▸ What is asked
Indicate only the number of lines in the listing below in which the word "государственной" appears.

--- begin Task inputs ---

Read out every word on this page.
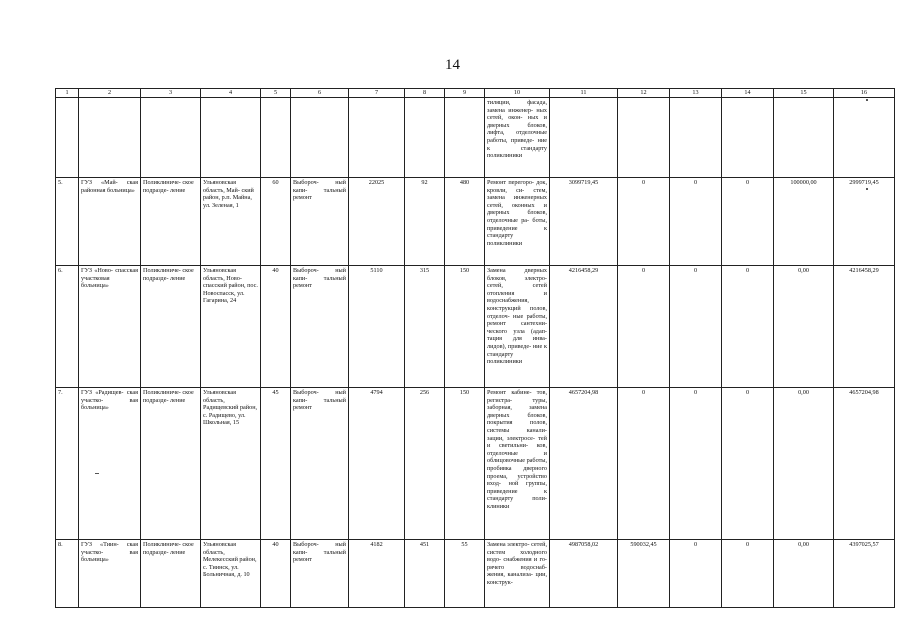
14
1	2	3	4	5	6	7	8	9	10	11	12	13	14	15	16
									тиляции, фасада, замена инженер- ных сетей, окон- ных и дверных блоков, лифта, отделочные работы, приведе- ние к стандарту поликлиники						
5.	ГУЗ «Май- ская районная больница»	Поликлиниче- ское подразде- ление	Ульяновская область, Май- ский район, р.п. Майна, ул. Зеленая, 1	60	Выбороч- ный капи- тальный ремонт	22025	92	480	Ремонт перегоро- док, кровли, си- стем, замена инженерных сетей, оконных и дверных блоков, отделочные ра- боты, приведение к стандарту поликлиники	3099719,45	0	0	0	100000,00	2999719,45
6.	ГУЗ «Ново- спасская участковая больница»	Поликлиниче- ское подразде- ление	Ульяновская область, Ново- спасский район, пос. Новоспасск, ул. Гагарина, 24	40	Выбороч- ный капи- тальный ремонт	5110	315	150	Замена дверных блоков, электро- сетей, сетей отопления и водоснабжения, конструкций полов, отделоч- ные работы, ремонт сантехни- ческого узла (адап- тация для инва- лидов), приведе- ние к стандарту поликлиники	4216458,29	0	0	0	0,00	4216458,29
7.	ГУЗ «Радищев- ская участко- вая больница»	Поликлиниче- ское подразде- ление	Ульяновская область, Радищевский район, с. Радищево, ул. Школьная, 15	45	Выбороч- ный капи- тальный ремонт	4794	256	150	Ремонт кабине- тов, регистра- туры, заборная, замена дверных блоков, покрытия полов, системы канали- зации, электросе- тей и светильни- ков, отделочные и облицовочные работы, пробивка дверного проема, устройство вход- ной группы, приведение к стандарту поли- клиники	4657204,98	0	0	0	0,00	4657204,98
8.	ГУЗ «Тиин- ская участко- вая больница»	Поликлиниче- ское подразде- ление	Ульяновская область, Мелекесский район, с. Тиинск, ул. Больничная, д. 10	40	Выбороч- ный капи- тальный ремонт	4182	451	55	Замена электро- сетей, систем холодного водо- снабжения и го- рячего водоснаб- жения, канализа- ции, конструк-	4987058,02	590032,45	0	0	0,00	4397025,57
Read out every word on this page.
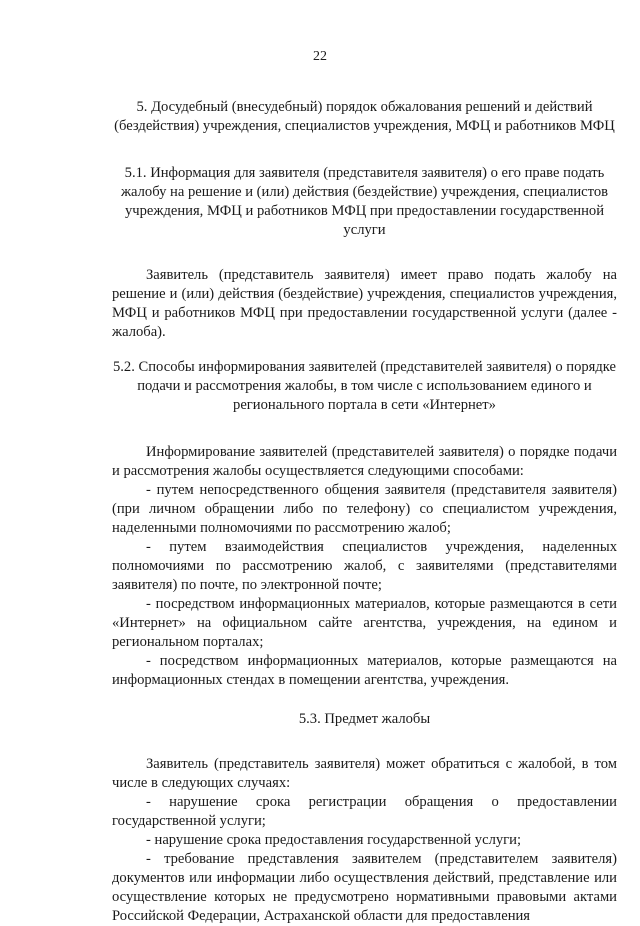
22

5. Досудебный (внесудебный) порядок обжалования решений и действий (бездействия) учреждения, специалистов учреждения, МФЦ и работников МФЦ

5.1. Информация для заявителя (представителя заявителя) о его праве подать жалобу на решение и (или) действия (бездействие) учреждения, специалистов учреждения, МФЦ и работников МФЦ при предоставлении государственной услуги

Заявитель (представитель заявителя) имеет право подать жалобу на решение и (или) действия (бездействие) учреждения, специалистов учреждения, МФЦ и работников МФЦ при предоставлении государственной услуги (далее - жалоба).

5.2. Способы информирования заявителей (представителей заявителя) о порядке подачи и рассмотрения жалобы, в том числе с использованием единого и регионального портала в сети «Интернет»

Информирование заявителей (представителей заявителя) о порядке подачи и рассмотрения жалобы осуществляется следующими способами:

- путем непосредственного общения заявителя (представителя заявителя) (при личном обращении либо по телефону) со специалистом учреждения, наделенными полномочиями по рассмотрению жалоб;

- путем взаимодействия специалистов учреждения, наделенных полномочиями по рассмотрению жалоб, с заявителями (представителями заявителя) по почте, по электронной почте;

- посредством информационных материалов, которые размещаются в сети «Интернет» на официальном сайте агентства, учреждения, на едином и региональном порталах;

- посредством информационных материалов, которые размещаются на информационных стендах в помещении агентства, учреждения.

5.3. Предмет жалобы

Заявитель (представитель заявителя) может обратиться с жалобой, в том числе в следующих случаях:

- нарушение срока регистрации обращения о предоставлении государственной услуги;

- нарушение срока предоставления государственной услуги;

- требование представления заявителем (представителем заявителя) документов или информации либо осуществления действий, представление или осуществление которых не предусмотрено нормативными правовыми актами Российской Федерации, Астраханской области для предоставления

--- end Task inputs ---
--- begin Task inputs ---

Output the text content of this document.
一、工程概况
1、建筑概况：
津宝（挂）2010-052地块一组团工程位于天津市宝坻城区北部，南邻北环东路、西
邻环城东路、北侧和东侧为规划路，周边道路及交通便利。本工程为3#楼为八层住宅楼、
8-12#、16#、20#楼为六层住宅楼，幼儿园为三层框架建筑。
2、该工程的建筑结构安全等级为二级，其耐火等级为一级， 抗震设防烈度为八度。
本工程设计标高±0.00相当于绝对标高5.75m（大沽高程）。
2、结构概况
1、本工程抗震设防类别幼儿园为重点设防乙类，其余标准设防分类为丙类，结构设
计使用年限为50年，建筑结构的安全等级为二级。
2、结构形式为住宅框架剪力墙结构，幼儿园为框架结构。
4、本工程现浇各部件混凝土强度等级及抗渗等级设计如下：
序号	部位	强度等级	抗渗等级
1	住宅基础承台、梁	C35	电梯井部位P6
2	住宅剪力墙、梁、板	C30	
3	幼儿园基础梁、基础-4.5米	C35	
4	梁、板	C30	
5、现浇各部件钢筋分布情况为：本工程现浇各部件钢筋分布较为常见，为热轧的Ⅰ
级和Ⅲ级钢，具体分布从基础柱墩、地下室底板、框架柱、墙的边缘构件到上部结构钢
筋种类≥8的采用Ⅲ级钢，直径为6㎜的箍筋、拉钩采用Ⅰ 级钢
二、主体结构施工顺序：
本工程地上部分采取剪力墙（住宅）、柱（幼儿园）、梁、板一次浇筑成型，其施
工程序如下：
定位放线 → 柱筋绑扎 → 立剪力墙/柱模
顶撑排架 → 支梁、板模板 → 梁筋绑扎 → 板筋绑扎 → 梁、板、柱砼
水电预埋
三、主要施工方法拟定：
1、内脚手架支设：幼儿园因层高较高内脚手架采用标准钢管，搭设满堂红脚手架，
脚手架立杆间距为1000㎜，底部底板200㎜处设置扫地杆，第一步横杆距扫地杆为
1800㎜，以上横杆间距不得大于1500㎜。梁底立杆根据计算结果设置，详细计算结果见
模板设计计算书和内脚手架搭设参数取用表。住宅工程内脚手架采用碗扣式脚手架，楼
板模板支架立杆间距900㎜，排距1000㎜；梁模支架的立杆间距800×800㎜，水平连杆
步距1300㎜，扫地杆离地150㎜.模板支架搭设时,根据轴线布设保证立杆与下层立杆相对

--- end Task inputs ---

▸ Solution for this problem
4